Using the listing below, copy every line that mentions "nouă".

━━━ MATERIAL PROVIDED

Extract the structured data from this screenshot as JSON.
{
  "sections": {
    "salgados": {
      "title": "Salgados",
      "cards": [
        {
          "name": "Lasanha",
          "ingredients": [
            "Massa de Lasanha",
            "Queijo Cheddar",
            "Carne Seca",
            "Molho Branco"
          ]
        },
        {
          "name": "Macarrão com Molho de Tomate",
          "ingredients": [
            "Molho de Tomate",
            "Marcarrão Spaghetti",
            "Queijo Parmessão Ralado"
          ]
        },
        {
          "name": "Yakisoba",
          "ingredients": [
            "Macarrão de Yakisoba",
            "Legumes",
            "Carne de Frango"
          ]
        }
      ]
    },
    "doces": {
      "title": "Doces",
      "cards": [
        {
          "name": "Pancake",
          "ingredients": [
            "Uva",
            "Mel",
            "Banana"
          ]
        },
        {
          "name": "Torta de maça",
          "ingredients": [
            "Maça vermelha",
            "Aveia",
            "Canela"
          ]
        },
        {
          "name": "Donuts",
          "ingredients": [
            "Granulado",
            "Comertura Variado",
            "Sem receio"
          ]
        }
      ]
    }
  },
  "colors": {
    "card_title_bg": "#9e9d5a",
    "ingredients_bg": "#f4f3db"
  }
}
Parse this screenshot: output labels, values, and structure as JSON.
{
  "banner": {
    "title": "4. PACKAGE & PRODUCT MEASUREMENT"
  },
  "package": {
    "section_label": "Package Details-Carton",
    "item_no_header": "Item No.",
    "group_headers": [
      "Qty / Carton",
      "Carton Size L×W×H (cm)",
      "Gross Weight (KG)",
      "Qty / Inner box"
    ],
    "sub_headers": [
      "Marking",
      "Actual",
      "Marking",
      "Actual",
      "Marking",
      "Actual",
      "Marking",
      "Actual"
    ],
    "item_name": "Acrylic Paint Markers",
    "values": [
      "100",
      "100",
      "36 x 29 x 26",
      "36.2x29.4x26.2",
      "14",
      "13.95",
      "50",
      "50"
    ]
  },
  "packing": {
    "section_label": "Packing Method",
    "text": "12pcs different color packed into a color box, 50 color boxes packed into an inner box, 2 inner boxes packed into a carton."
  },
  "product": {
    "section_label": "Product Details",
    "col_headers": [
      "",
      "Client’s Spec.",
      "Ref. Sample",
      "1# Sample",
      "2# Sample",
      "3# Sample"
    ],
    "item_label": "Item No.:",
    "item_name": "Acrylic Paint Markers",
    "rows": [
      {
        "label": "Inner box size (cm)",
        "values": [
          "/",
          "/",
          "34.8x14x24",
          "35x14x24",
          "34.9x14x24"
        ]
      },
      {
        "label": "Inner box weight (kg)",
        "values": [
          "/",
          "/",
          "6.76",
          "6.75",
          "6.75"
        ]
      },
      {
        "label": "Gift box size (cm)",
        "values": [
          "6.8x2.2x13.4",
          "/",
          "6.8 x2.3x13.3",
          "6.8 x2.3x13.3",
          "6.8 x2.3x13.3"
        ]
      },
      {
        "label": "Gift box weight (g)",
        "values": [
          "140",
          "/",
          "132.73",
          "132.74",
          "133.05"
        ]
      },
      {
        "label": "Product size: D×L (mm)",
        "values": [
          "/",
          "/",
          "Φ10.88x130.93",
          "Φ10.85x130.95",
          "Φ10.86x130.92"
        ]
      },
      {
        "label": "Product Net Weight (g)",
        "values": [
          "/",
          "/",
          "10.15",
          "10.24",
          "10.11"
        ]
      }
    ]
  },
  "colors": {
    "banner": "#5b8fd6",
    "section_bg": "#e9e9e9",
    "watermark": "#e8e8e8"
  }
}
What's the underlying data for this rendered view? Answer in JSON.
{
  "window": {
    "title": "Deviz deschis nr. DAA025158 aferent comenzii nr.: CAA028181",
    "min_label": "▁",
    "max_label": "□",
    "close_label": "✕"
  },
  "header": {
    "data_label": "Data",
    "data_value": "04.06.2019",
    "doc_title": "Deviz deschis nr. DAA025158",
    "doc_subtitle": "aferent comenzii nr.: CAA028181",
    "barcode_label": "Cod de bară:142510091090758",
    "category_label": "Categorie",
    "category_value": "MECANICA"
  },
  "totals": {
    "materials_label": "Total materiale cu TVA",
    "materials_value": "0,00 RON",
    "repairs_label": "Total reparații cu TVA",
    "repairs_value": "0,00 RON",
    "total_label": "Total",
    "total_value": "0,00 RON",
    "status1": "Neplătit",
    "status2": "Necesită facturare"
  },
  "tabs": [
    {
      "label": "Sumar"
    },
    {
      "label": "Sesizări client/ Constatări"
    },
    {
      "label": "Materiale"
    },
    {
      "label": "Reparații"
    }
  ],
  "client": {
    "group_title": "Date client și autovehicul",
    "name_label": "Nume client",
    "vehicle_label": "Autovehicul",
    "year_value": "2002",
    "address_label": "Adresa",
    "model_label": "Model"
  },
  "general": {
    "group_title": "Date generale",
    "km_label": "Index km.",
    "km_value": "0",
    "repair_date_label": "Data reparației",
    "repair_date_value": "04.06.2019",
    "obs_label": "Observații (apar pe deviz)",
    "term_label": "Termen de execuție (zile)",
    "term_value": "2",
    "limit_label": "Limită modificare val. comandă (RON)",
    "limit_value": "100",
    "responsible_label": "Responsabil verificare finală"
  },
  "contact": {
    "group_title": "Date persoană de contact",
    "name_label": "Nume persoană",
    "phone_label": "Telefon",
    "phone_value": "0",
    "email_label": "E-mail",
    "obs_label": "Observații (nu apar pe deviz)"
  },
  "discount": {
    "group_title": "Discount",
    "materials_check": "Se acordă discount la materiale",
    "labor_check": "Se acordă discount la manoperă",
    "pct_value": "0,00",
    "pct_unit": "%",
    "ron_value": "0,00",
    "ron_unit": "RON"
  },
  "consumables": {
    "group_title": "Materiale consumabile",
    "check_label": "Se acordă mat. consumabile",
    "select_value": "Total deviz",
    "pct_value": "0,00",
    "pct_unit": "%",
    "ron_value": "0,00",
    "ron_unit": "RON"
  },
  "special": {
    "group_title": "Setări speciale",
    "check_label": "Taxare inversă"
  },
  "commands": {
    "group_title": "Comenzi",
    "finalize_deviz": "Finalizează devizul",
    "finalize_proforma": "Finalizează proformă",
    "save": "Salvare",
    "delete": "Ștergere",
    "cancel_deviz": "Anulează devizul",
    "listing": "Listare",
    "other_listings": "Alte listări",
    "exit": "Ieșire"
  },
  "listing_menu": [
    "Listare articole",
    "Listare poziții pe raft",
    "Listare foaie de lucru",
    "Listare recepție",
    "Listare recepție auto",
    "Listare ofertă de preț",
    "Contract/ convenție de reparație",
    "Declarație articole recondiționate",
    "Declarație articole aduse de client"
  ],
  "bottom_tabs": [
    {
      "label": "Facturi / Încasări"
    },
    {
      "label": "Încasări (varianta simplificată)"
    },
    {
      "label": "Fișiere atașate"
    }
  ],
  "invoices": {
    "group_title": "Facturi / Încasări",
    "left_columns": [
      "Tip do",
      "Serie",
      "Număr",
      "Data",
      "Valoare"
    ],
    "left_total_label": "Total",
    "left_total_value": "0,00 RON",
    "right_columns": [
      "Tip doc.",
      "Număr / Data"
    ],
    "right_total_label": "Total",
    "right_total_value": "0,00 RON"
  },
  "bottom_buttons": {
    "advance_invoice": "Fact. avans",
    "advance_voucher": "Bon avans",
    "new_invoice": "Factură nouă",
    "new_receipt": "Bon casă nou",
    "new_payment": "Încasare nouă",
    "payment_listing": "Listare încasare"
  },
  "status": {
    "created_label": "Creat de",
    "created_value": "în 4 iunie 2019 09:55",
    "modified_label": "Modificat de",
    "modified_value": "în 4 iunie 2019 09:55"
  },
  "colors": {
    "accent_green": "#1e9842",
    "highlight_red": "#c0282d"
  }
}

━━━━━━

> [FINAL ANSWER]:
    "new_invoice": "Factură nouă",
    "new_payment": "Încasare nouă",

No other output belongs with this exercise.